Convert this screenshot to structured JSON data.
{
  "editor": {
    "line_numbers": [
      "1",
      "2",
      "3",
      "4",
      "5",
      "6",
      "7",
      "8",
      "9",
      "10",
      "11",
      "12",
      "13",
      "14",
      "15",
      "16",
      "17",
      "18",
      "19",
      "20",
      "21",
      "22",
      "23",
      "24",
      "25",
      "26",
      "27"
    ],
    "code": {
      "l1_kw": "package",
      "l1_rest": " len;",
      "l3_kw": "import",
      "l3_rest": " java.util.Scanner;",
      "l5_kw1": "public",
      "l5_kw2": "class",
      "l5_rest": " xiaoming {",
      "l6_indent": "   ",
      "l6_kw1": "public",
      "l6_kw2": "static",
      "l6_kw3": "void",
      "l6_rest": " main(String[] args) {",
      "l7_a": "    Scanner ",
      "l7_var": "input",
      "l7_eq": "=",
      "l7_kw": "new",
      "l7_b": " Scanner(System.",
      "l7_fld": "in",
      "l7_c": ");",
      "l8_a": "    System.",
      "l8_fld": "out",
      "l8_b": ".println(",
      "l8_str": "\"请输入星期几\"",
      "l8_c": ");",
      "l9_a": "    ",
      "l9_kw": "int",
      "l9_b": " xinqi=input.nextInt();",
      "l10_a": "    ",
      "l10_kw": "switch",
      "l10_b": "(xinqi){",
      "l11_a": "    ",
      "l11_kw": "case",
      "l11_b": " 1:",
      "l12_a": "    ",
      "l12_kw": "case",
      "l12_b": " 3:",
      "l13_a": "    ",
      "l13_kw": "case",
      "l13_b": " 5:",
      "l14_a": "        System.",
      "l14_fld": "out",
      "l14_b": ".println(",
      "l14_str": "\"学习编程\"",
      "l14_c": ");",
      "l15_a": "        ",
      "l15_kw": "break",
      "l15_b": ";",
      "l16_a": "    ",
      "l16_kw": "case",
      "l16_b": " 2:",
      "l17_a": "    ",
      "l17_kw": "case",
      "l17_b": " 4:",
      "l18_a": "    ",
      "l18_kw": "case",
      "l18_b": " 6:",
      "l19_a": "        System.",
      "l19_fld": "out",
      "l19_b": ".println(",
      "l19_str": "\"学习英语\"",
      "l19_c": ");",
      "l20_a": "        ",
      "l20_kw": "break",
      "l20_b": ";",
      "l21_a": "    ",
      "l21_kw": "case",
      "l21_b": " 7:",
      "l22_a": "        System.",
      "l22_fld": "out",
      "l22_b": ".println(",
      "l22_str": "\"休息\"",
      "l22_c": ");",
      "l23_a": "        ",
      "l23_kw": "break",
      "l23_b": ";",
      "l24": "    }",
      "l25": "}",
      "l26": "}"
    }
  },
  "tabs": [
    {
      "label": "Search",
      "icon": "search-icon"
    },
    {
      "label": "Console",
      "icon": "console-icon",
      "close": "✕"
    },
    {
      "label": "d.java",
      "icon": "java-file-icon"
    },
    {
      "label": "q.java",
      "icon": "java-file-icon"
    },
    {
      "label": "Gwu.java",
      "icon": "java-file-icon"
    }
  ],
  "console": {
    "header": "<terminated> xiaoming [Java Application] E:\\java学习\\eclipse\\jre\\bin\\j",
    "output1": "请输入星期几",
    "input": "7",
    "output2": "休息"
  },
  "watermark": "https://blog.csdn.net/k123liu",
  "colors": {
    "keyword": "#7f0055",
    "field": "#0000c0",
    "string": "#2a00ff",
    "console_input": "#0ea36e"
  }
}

# Objective
Using the entries above, please restate each one word for word.

# Written answer
Convert this screenshot to structured JSON data.
{
  "editor": {
    "line_numbers": [
      "1",
      "2",
      "3",
      "4",
      "5",
      "6",
      "7",
      "8",
      "9",
      "10",
      "11",
      "12",
      "13",
      "14",
      "15",
      "16",
      "17",
      "18",
      "19",
      "20",
      "21",
      "22",
      "23",
      "24",
      "25",
      "26",
      "27"
    ],
    "code": {
      "l1_kw": "package",
      "l1_rest": " len;",
      "l3_kw": "import",
      "l3_rest": " java.util.Scanner;",
      "l5_kw1": "public",
      "l5_kw2": "class",
      "l5_rest": " xiaoming {",
      "l6_indent": "   ",
      "l6_kw1": "public",
      "l6_kw2": "static",
      "l6_kw3": "void",
      "l6_rest": " main(String[] args) {",
      "l7_a": "    Scanner ",
      "l7_var": "input",
      "l7_eq": "=",
      "l7_kw": "new",
      "l7_b": " Scanner(System.",
      "l7_fld": "in",
      "l7_c": ");",
      "l8_a": "    System.",
      "l8_fld": "out",
      "l8_b": ".println(",
      "l8_str": "\"请输入星期几\"",
      "l8_c": ");",
      "l9_a": "    ",
      "l9_kw": "int",
      "l9_b": " xinqi=input.nextInt();",
      "l10_a": "    ",
      "l10_kw": "switch",
      "l10_b": "(xinqi){",
      "l11_a": "    ",
      "l11_kw": "case",
      "l11_b": " 1:",
      "l12_a": "    ",
      "l12_kw": "case",
      "l12_b": " 3:",
      "l13_a": "    ",
      "l13_kw": "case",
      "l13_b": " 5:",
      "l14_a": "        System.",
      "l14_fld": "out",
      "l14_b": ".println(",
      "l14_str": "\"学习编程\"",
      "l14_c": ");",
      "l15_a": "        ",
      "l15_kw": "break",
      "l15_b": ";",
      "l16_a": "    ",
      "l16_kw": "case",
      "l16_b": " 2:",
      "l17_a": "    ",
      "l17_kw": "case",
      "l17_b": " 4:",
      "l18_a": "    ",
      "l18_kw": "case",
      "l18_b": " 6:",
      "l19_a": "        System.",
      "l19_fld": "out",
      "l19_b": ".println(",
      "l19_str": "\"学习英语\"",
      "l19_c": ");",
      "l20_a": "        ",
      "l20_kw": "break",
      "l20_b": ";",
      "l21_a": "    ",
      "l21_kw": "case",
      "l21_b": " 7:",
      "l22_a": "        System.",
      "l22_fld": "out",
      "l22_b": ".println(",
      "l22_str": "\"休息\"",
      "l22_c": ");",
      "l23_a": "        ",
      "l23_kw": "break",
      "l23_b": ";",
      "l24": "    }",
      "l25": "}",
      "l26": "}"
    }
  },
  "tabs": [
    {
      "label": "Search",
      "icon": "search-icon"
    },
    {
      "label": "Console",
      "icon": "console-icon",
      "close": "✕"
    },
    {
      "label": "d.java",
      "icon": "java-file-icon"
    },
    {
      "label": "q.java",
      "icon": "java-file-icon"
    },
    {
      "label": "Gwu.java",
      "icon": "java-file-icon"
    }
  ],
  "console": {
    "header": "<terminated> xiaoming [Java Application] E:\\java学习\\eclipse\\jre\\bin\\j",
    "output1": "请输入星期几",
    "input": "7",
    "output2": "休息"
  },
  "watermark": "https://blog.csdn.net/k123liu",
  "colors": {
    "keyword": "#7f0055",
    "field": "#0000c0",
    "string": "#2a00ff",
    "console_input": "#0ea36e"
  }
}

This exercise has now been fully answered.